ACTIVITY :: Write out every entry precisely as given, leaving the pictures out.

GIVEN RECORDS ::
↓
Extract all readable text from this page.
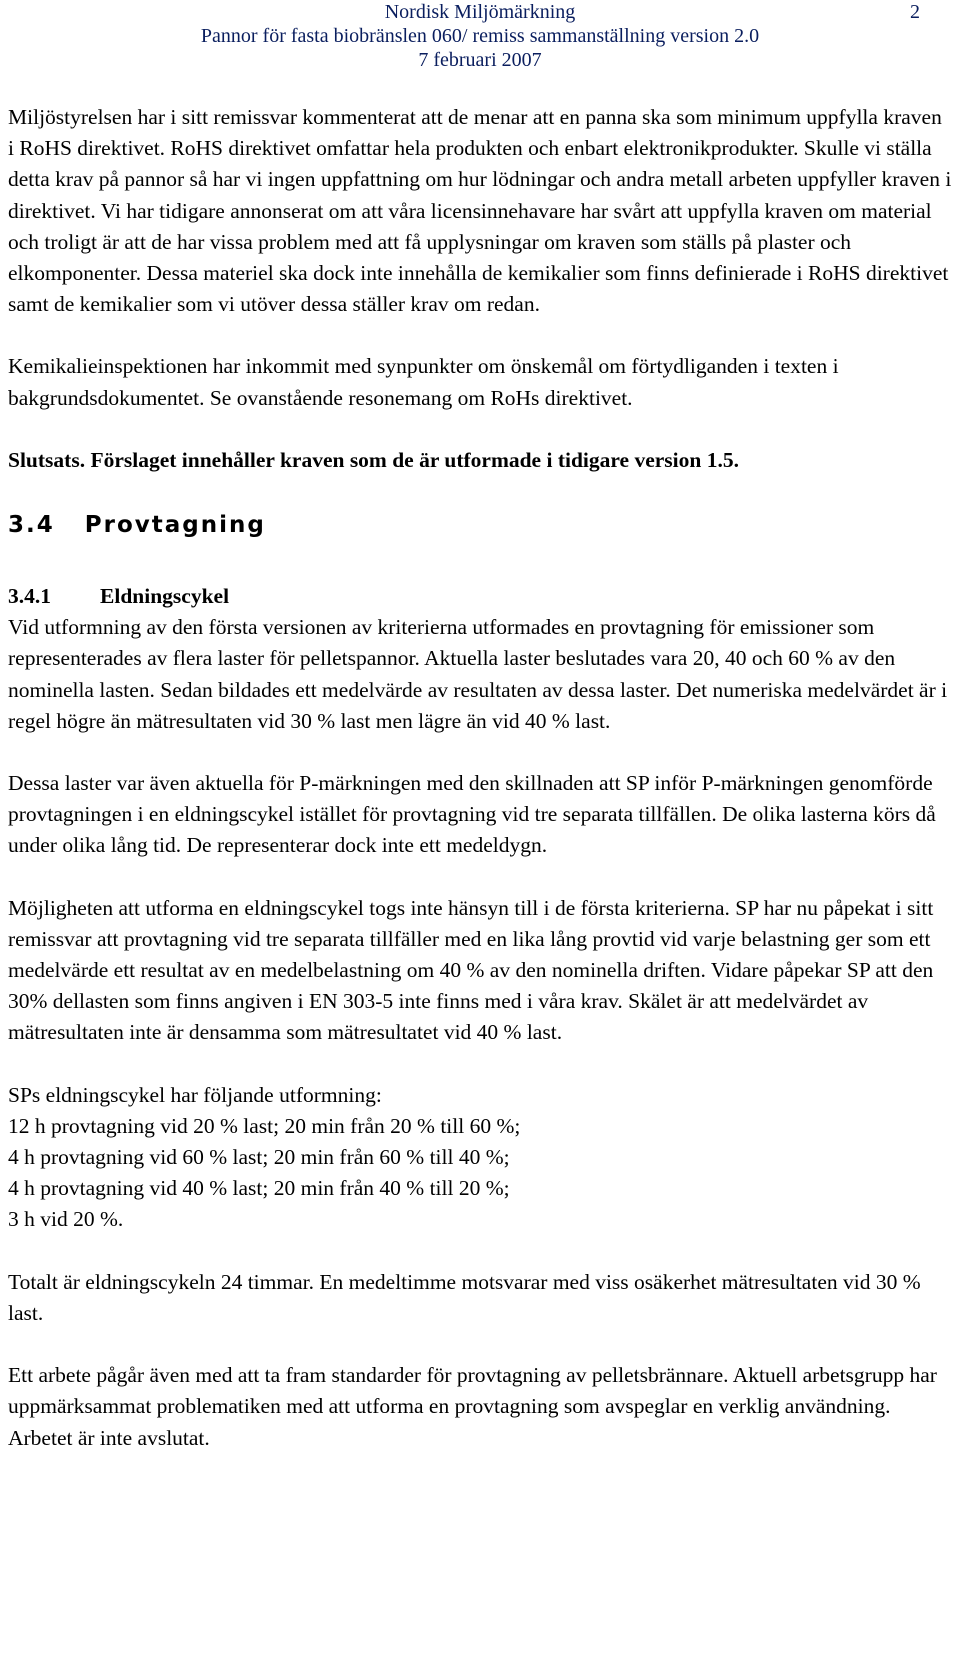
Nordisk Miljömärkning
Pannor för fasta biobränslen 060/ remiss sammanställning version 2.0
7 februari 2007
2

Miljöstyrelsen har i sitt remissvar kommenterat att de menar att en panna ska som minimum uppfylla kraven i RoHS direktivet. RoHS direktivet omfattar hela produkten och enbart elektronikprodukter. Skulle vi ställa detta krav på pannor så har vi ingen uppfattning om hur lödningar och andra metall arbeten uppfyller kraven i direktivet. Vi har tidigare annonserat om att våra licensinnehavare har svårt att uppfylla kraven om material och troligt är att de har vissa problem med att få upplysningar om kraven som ställs på plaster och elkomponenter. Dessa materiel ska dock inte innehålla de kemikalier som finns definierade i RoHS direktivet samt de kemikalier som vi utöver dessa ställer krav om redan.

Kemikalieinspektionen har inkommit med synpunkter om önskemål om förtydliganden i texten i bakgrundsdokumentet. Se ovanstående resonemang om RoHs direktivet.

Slutsats. Förslaget innehåller kraven som de är utformade i tidigare version 1.5.

3.4   Provtagning
3.4.1 Eldningscykel

Vid utformning av den första versionen av kriterierna utformades en provtagning för emissioner som representerades av flera laster för pelletspannor. Aktuella laster beslutades vara 20, 40 och 60 % av den nominella lasten. Sedan bildades ett medelvärde av resultaten av dessa laster. Det numeriska medelvärdet är i regel högre än mätresultaten vid 30 % last men lägre än vid 40 % last.

Dessa laster var även aktuella för P-märkningen med den skillnaden att SP inför P-märkningen genomförde provtagningen i en eldningscykel istället för provtagning vid tre separata tillfällen. De olika lasterna körs då under olika lång tid. De representerar dock inte ett medeldygn.

Möjligheten att utforma en eldningscykel togs inte hänsyn till i de första kriterierna. SP har nu påpekat i sitt remissvar att provtagning vid tre separata tillfäller med en lika lång provtid vid varje belastning ger som ett medelvärde ett resultat av en medelbelastning om 40 % av den nominella driften. Vidare påpekar SP att den 30% dellasten som finns angiven i EN 303-5 inte finns med i våra krav. Skälet är att medelvärdet av mätresultaten inte är densamma som mätresultatet vid 40 % last.

SPs eldningscykel har följande utformning:
12 h provtagning vid 20 % last; 20 min från 20 % till 60 %;
4 h provtagning vid 60 % last; 20 min från 60 % till 40 %;
4 h provtagning vid 40 % last; 20 min från 40 % till 20 %;
3 h vid 20 %.

Totalt är eldningscykeln 24 timmar. En medeltimme motsvarar med viss osäkerhet mätresultaten vid 30 % last.

Ett arbete pågår även med att ta fram standarder för provtagning av pelletsbrännare. Aktuell arbetsgrupp har uppmärksammat problematiken med att utforma en provtagning som avspeglar en verklig användning. Arbetet är inte avslutat.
↑
ANSWER BELOW ::
Extract all readable text from this page.
Nordisk Miljömärkning
Pannor för fasta biobränslen 060/ remiss sammanställning version 2.0
7 februari 2007
2

Miljöstyrelsen har i sitt remissvar kommenterat att de menar att en panna ska som minimum uppfylla kraven i RoHS direktivet. RoHS direktivet omfattar hela produkten och enbart elektronikprodukter. Skulle vi ställa detta krav på pannor så har vi ingen uppfattning om hur lödningar och andra metall arbeten uppfyller kraven i direktivet. Vi har tidigare annonserat om att våra licensinnehavare har svårt att uppfylla kraven om material och troligt är att de har vissa problem med att få upplysningar om kraven som ställs på plaster och elkomponenter. Dessa materiel ska dock inte innehålla de kemikalier som finns definierade i RoHS direktivet samt de kemikalier som vi utöver dessa ställer krav om redan.

Kemikalieinspektionen har inkommit med synpunkter om önskemål om förtydliganden i texten i bakgrundsdokumentet. Se ovanstående resonemang om RoHs direktivet.

Slutsats. Förslaget innehåller kraven som de är utformade i tidigare version 1.5.

3.4   Provtagning
3.4.1 Eldningscykel

Vid utformning av den första versionen av kriterierna utformades en provtagning för emissioner som representerades av flera laster för pelletspannor. Aktuella laster beslutades vara 20, 40 och 60 % av den nominella lasten. Sedan bildades ett medelvärde av resultaten av dessa laster. Det numeriska medelvärdet är i regel högre än mätresultaten vid 30 % last men lägre än vid 40 % last.

Dessa laster var även aktuella för P-märkningen med den skillnaden att SP inför P-märkningen genomförde provtagningen i en eldningscykel istället för provtagning vid tre separata tillfällen. De olika lasterna körs då under olika lång tid. De representerar dock inte ett medeldygn.

Möjligheten att utforma en eldningscykel togs inte hänsyn till i de första kriterierna. SP har nu påpekat i sitt remissvar att provtagning vid tre separata tillfäller med en lika lång provtid vid varje belastning ger som ett medelvärde ett resultat av en medelbelastning om 40 % av den nominella driften. Vidare påpekar SP att den 30% dellasten som finns angiven i EN 303-5 inte finns med i våra krav. Skälet är att medelvärdet av mätresultaten inte är densamma som mätresultatet vid 40 % last.

SPs eldningscykel har följande utformning:
12 h provtagning vid 20 % last; 20 min från 20 % till 60 %;
4 h provtagning vid 60 % last; 20 min från 60 % till 40 %;
4 h provtagning vid 40 % last; 20 min från 40 % till 20 %;
3 h vid 20 %.

Totalt är eldningscykeln 24 timmar. En medeltimme motsvarar med viss osäkerhet mätresultaten vid 30 % last.

Ett arbete pågår även med att ta fram standarder för provtagning av pelletsbrännare. Aktuell arbetsgrupp har uppmärksammat problematiken med att utforma en provtagning som avspeglar en verklig användning. Arbetet är inte avslutat.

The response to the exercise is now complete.